[Items listed in a dataset]
+===+
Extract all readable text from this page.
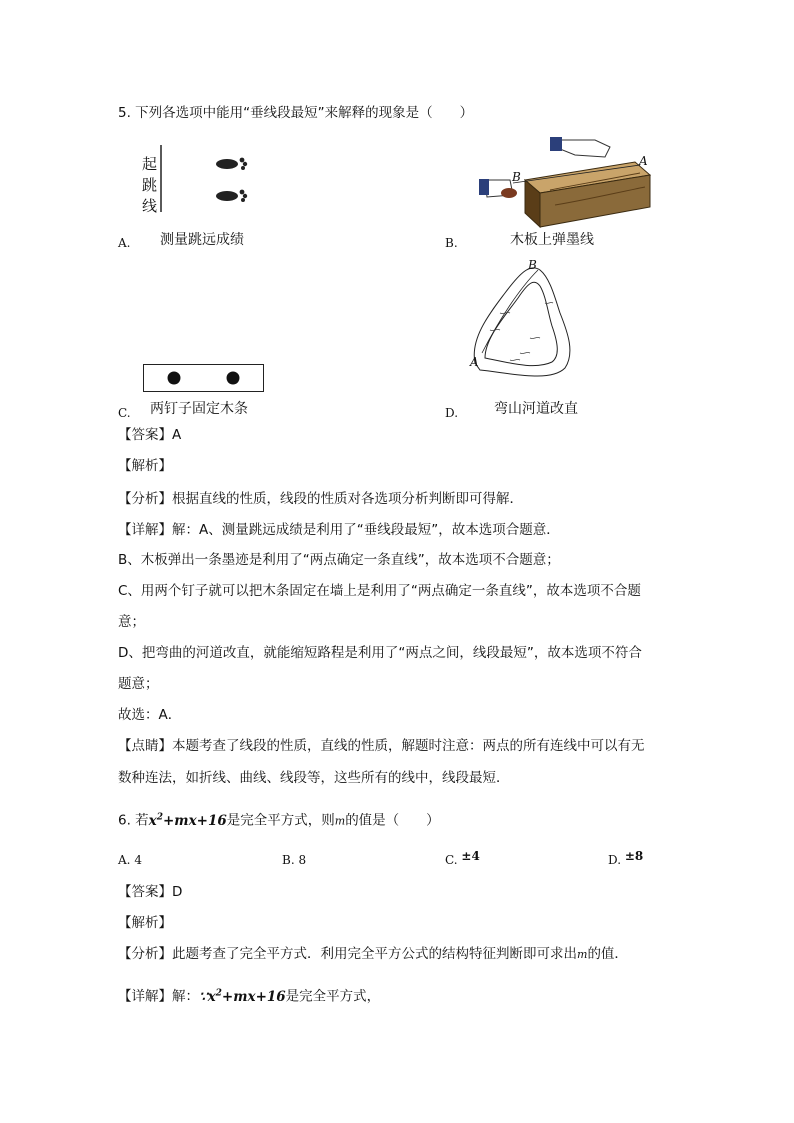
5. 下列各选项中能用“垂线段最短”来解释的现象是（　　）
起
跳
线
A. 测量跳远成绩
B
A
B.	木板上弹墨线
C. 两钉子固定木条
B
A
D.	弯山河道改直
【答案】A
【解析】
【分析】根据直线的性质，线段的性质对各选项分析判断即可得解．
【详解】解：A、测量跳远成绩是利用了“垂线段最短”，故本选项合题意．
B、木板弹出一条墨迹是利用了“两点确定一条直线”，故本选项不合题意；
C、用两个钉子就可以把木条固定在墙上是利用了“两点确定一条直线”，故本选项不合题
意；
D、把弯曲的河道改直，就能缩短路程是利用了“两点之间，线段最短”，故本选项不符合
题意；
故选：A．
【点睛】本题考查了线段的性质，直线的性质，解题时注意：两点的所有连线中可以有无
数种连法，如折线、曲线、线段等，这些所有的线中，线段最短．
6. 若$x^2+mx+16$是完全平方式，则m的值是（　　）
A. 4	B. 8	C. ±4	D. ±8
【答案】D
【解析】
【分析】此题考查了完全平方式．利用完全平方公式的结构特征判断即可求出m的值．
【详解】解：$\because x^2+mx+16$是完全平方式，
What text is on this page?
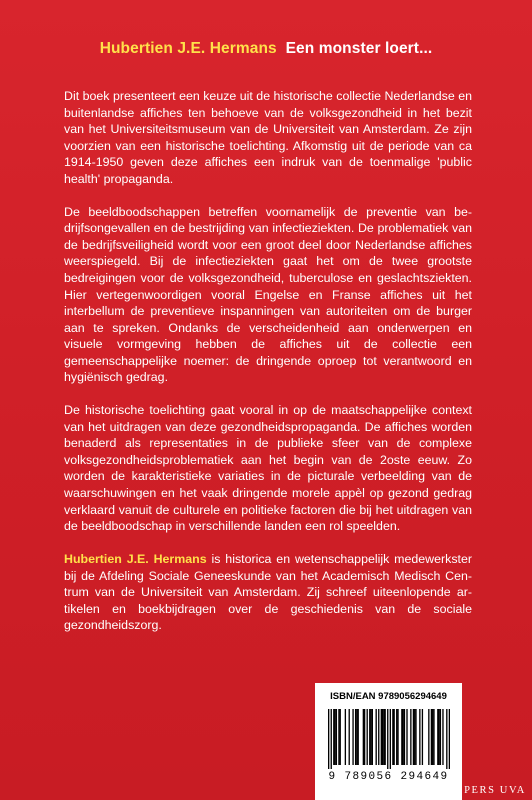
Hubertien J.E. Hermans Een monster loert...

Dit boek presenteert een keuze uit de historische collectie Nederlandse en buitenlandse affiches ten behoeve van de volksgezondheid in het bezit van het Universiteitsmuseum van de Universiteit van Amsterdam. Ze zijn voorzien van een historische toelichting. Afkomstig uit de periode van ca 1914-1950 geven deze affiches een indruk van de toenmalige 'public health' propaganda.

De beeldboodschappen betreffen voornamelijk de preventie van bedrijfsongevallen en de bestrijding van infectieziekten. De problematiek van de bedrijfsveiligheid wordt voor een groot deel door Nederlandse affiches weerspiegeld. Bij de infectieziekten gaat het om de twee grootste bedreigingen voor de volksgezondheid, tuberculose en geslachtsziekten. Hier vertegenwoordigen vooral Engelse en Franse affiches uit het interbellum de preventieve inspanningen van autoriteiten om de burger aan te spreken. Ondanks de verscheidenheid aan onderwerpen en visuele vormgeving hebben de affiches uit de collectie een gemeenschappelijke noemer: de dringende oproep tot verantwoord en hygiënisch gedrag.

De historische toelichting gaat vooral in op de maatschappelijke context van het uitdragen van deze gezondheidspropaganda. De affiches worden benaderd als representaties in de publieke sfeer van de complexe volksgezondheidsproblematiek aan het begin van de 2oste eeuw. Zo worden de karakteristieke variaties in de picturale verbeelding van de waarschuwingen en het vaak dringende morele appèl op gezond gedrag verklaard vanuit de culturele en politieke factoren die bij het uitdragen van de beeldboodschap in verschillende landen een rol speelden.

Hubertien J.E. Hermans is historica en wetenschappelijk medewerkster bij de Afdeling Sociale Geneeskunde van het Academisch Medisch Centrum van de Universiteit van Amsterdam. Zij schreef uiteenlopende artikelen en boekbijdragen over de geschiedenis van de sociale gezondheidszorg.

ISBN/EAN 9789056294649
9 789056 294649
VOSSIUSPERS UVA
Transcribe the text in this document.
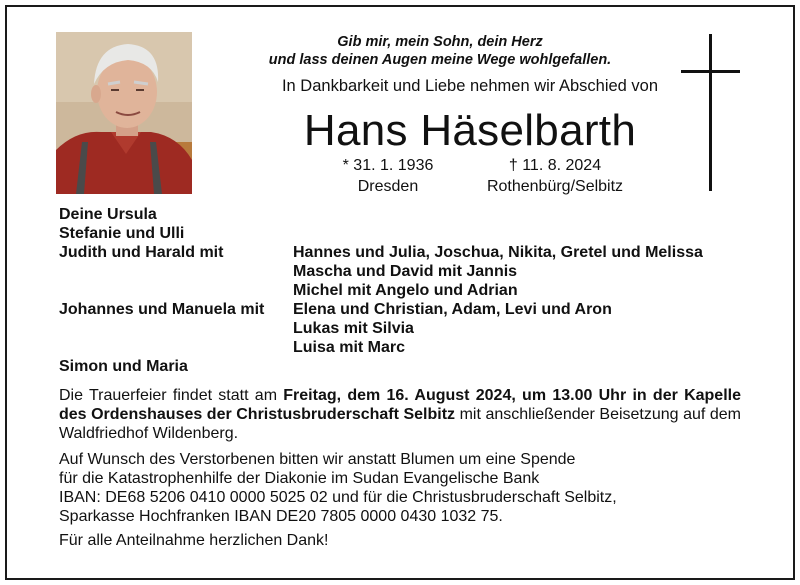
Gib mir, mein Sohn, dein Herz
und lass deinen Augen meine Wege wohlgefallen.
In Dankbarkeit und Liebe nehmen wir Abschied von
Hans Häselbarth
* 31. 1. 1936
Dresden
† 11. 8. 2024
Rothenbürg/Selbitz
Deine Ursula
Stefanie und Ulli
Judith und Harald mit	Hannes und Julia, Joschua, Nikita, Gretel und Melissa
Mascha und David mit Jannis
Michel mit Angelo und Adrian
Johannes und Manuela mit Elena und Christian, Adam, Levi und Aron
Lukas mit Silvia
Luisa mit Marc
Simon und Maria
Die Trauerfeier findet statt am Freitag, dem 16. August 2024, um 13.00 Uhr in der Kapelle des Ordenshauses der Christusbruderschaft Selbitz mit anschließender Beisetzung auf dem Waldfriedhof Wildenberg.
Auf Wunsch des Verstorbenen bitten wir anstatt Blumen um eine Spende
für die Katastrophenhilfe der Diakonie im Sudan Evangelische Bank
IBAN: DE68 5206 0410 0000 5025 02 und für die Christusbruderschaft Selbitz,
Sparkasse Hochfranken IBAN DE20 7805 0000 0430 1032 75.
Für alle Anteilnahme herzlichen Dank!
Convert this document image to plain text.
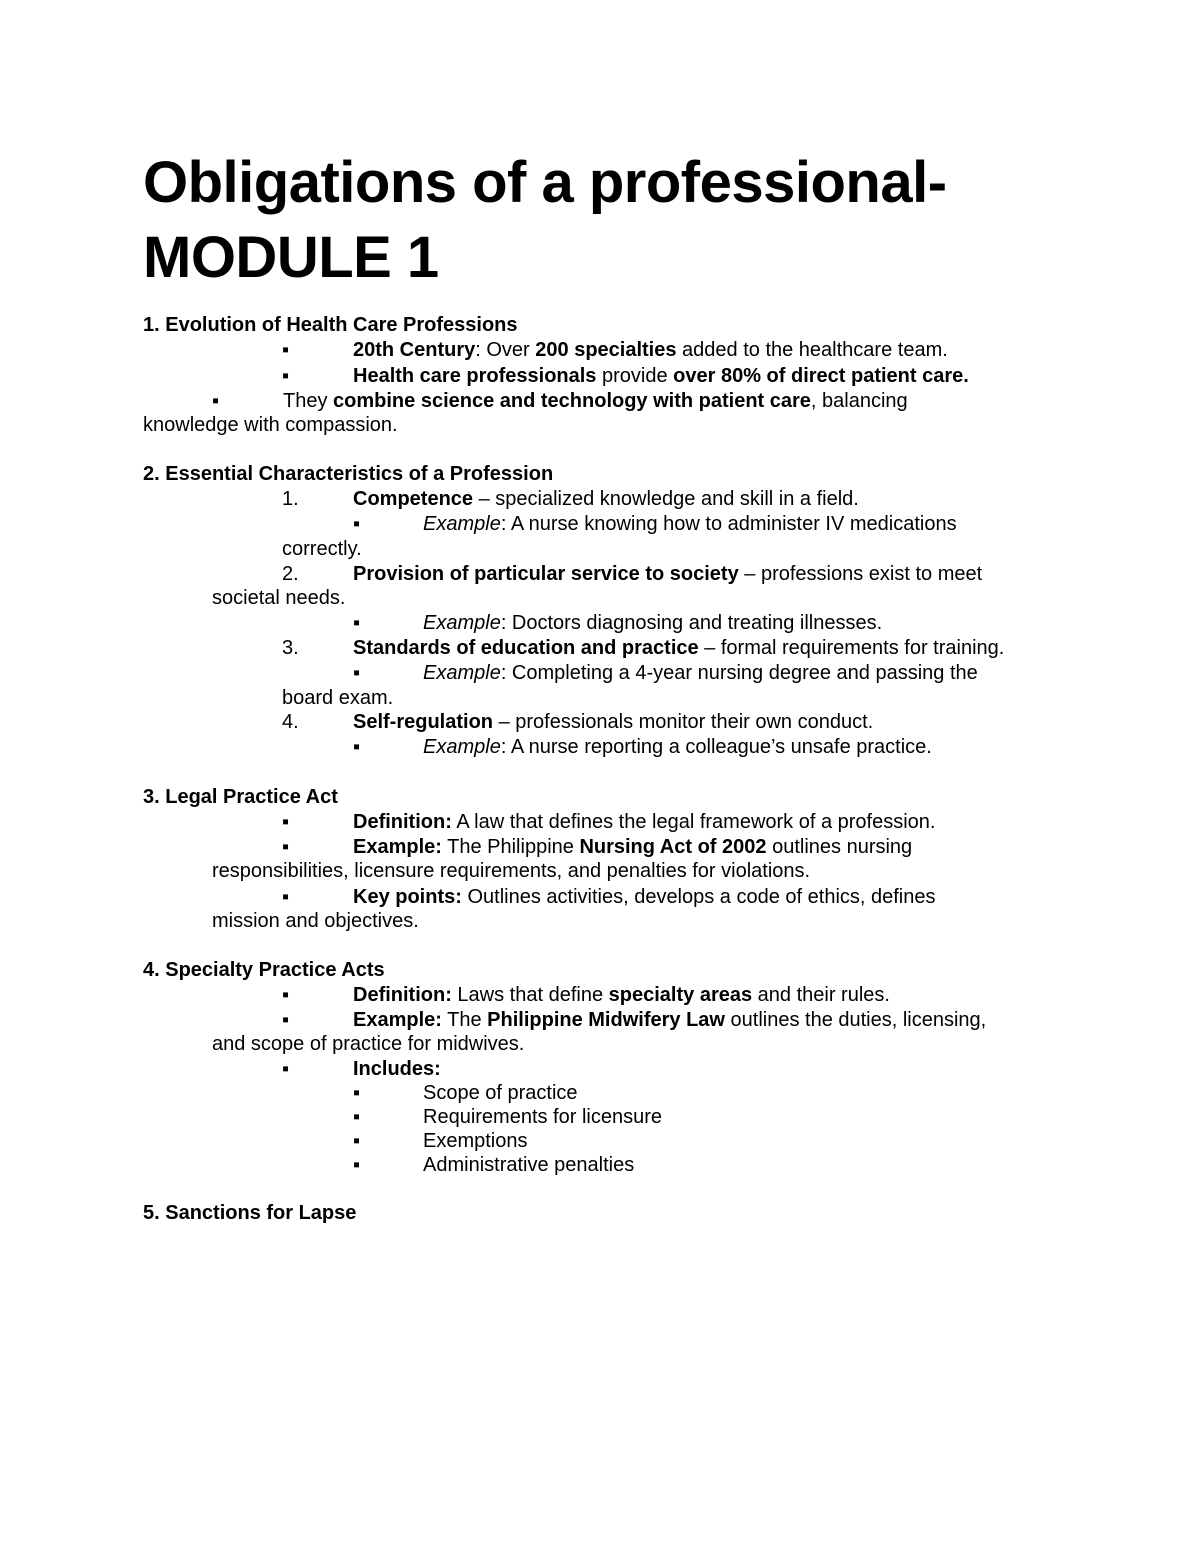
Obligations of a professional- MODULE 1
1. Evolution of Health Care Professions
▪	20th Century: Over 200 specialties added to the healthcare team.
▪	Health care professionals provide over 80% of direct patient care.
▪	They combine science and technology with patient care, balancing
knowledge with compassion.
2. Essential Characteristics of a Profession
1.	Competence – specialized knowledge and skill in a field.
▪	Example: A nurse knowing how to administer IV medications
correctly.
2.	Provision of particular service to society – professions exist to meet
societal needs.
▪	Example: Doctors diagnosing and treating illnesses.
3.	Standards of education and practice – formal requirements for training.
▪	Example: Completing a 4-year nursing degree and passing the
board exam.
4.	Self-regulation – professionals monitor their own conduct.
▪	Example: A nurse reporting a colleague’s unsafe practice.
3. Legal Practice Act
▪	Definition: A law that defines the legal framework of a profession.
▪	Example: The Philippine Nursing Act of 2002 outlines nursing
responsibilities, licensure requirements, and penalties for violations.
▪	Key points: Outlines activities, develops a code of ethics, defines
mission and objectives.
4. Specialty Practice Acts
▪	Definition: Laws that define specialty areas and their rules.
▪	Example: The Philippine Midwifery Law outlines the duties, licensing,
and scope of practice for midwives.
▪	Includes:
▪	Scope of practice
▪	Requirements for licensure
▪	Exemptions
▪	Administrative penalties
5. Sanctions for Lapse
+===+
Give back every line exactly as it stands, pictures excluded.

Extract all readable text from this page.
5. 下列各选项中能用“垂线段最短”来解释的现象是（　　）
起
跳
线
A. 测量跳远成绩
B
A
B.	木板上弹墨线
C. 两钉子固定木条
B
A
D.	弯山河道改直
【答案】A
【解析】
【分析】根据直线的性质，线段的性质对各选项分析判断即可得解．
【详解】解：A、测量跳远成绩是利用了“垂线段最短”，故本选项合题意．
B、木板弹出一条墨迹是利用了“两点确定一条直线”，故本选项不合题意；
C、用两个钉子就可以把木条固定在墙上是利用了“两点确定一条直线”，故本选项不合题
意；
D、把弯曲的河道改直，就能缩短路程是利用了“两点之间，线段最短”，故本选项不符合
题意；
故选：A．
【点睛】本题考查了线段的性质，直线的性质，解题时注意：两点的所有连线中可以有无
数种连法，如折线、曲线、线段等，这些所有的线中，线段最短．
6. 若$x^2+mx+16$是完全平方式，则m的值是（　　）
A. 4	B. 8	C. ±4	D. ±8
【答案】D
【解析】
【分析】此题考查了完全平方式．利用完全平方公式的结构特征判断即可求出m的值．
【详解】解：$\because x^2+mx+16$是完全平方式，
What text is on this page?
Hubertien J.E. Hermans Een monster loert...

Dit boek presenteert een keuze uit de historische collectie Nederlandse en buitenlandse affiches ten behoeve van de volksgezondheid in het bezit van het Universiteitsmuseum van de Universiteit van Amsterdam. Ze zijn voorzien van een historische toelichting. Afkomstig uit de periode van ca 1914-1950 geven deze affiches een indruk van de toenmalige 'public health' propaganda.

De beeldboodschappen betreffen voornamelijk de preventie van bedrijfsongevallen en de bestrijding van infectieziekten. De problematiek van de bedrijfsveiligheid wordt voor een groot deel door Nederlandse affiches weerspiegeld. Bij de infectieziekten gaat het om de twee grootste bedreigingen voor de volksgezondheid, tuberculose en geslachtsziekten. Hier vertegenwoordigen vooral Engelse en Franse affiches uit het interbellum de preventieve inspanningen van autoriteiten om de burger aan te spreken. Ondanks de verscheidenheid aan onderwerpen en visuele vormgeving hebben de affiches uit de collectie een gemeenschappelijke noemer: de dringende oproep tot verantwoord en hygiënisch gedrag.

De historische toelichting gaat vooral in op de maatschappelijke context van het uitdragen van deze gezondheidspropaganda. De affiches worden benaderd als representaties in de publieke sfeer van de complexe volksgezondheidsproblematiek aan het begin van de 2oste eeuw. Zo worden de karakteristieke variaties in de picturale verbeelding van de waarschuwingen en het vaak dringende morele appèl op gezond gedrag verklaard vanuit de culturele en politieke factoren die bij het uitdragen van de beeldboodschap in verschillende landen een rol speelden.

Hubertien J.E. Hermans is historica en wetenschappelijk medewerkster bij de Afdeling Sociale Geneeskunde van het Academisch Medisch Centrum van de Universiteit van Amsterdam. Zij schreef uiteenlopende artikelen en boekbijdragen over de geschiedenis van de sociale gezondheidszorg.

ISBN/EAN 9789056294649
9 789056 294649
VOSSIUSPERS UVA
Transcribe the text in this document.
Gib mir, mein Sohn, dein Herz
und lass deinen Augen meine Wege wohlgefallen.
In Dankbarkeit und Liebe nehmen wir Abschied von
Hans Häselbarth
* 31. 1. 1936
Dresden
† 11. 8. 2024
Rothenbürg/Selbitz
Deine Ursula
Stefanie und Ulli
Judith und Harald mit	Hannes und Julia, Joschua, Nikita, Gretel und Melissa
Mascha und David mit Jannis
Michel mit Angelo und Adrian
Johannes und Manuela mit Elena und Christian, Adam, Levi und Aron
Lukas mit Silvia
Luisa mit Marc
Simon und Maria
Die Trauerfeier findet statt am Freitag, dem 16. August 2024, um 13.00 Uhr in der Kapelle des Ordenshauses der Christusbruderschaft Selbitz mit anschließender Beisetzung auf dem Waldfriedhof Wildenberg.
Auf Wunsch des Verstorbenen bitten wir anstatt Blumen um eine Spende
für die Katastrophenhilfe der Diakonie im Sudan Evangelische Bank
IBAN: DE68 5206 0410 0000 5025 02 und für die Christusbruderschaft Selbitz,
Sparkasse Hochfranken IBAN DE20 7805 0000 0430 1032 75.
Für alle Anteilnahme herzlichen Dank!
Convert this document image to plain text.
Obligations of a professional- MODULE 1
1. Evolution of Health Care Professions
▪	20th Century: Over 200 specialties added to the healthcare team.
▪	Health care professionals provide over 80% of direct patient care.
▪	They combine science and technology with patient care, balancing
knowledge with compassion.
2. Essential Characteristics of a Profession
1.	Competence – specialized knowledge and skill in a field.
▪	Example: A nurse knowing how to administer IV medications
correctly.
2.	Provision of particular service to society – professions exist to meet
societal needs.
▪	Example: Doctors diagnosing and treating illnesses.
3.	Standards of education and practice – formal requirements for training.
▪	Example: Completing a 4-year nursing degree and passing the
board exam.
4.	Self-regulation – professionals monitor their own conduct.
▪	Example: A nurse reporting a colleague’s unsafe practice.
3. Legal Practice Act
▪	Definition: A law that defines the legal framework of a profession.
▪	Example: The Philippine Nursing Act of 2002 outlines nursing
responsibilities, licensure requirements, and penalties for violations.
▪	Key points: Outlines activities, develops a code of ethics, defines
mission and objectives.
4. Specialty Practice Acts
▪	Definition: Laws that define specialty areas and their rules.
▪	Example: The Philippine Midwifery Law outlines the duties, licensing,
and scope of practice for midwives.
▪	Includes:
▪	Scope of practice
▪	Requirements for licensure
▪	Exemptions
▪	Administrative penalties
5. Sanctions for Lapse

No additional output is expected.